## Job
Would you transcribe the whole listing exactly, minus its pictures?

## Rows
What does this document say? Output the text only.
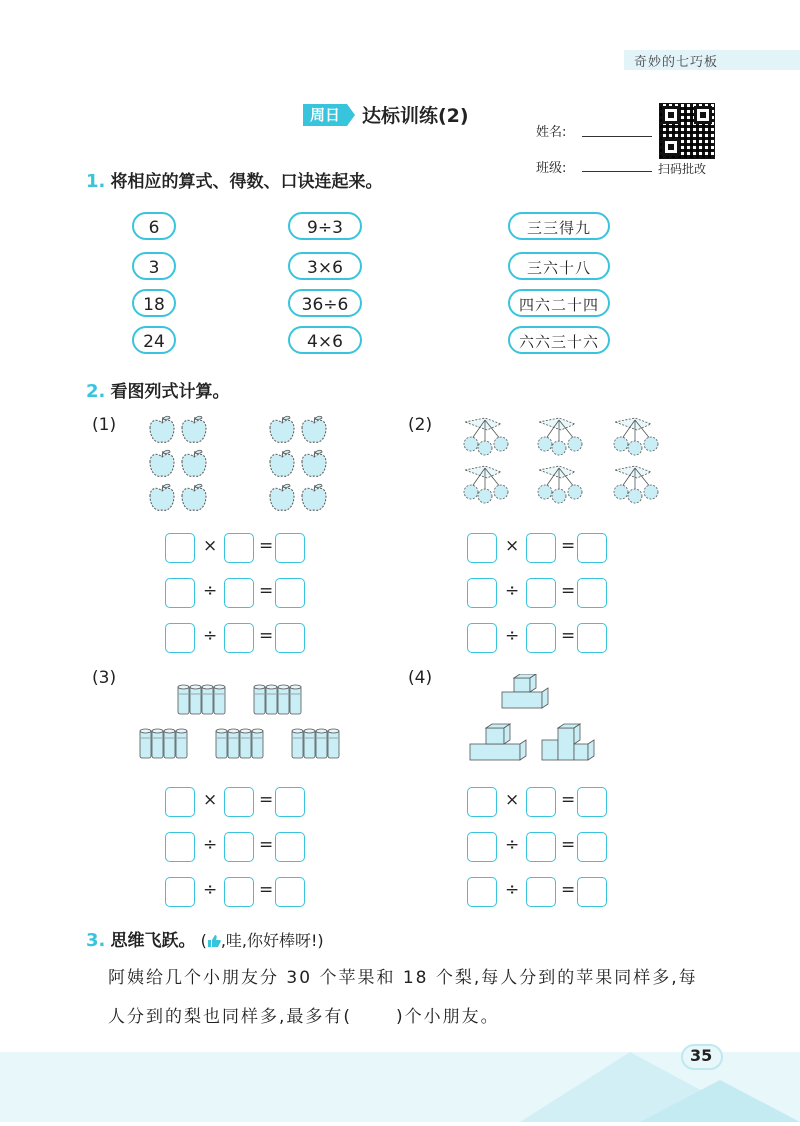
奇妙的七巧板
周日	达标训练(2)
姓名:
班级:	扫码批改
1. 将相应的算式、得数、口诀连起来。
6
3
18
24
9÷3
3×6
36÷6
4×6
三三得九
三六十八
四六二十四
六六三十六
2. 看图列式计算。
(1)	(2)
(3)	(4)
× =
÷ =
÷ =
× =
÷ =
÷ =
× =
÷ =
÷ =
× =
÷ =
÷ =
3. 思维飞跃。 ( ,哇,你好棒呀!)
阿姨给几个小朋友分 30 个苹果和 18 个梨,每人分到的苹果同样多,每
人分到的梨也同样多,最多有(	)个小朋友。
35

## Result
What does this document say? Output the text only.
奇妙的七巧板
周日	达标训练(2)
姓名:
班级:	扫码批改
1. 将相应的算式、得数、口诀连起来。
6
3
18
24
9÷3
3×6
36÷6
4×6
三三得九
三六十八
四六二十四
六六三十六
2. 看图列式计算。
(1)	(2)
(3)	(4)
× =
÷ =
÷ =
× =
÷ =
÷ =
× =
÷ =
÷ =
× =
÷ =
÷ =
3. 思维飞跃。 ( ,哇,你好棒呀!)
阿姨给几个小朋友分 30 个苹果和 18 个梨,每人分到的苹果同样多,每
人分到的梨也同样多,最多有(	)个小朋友。
35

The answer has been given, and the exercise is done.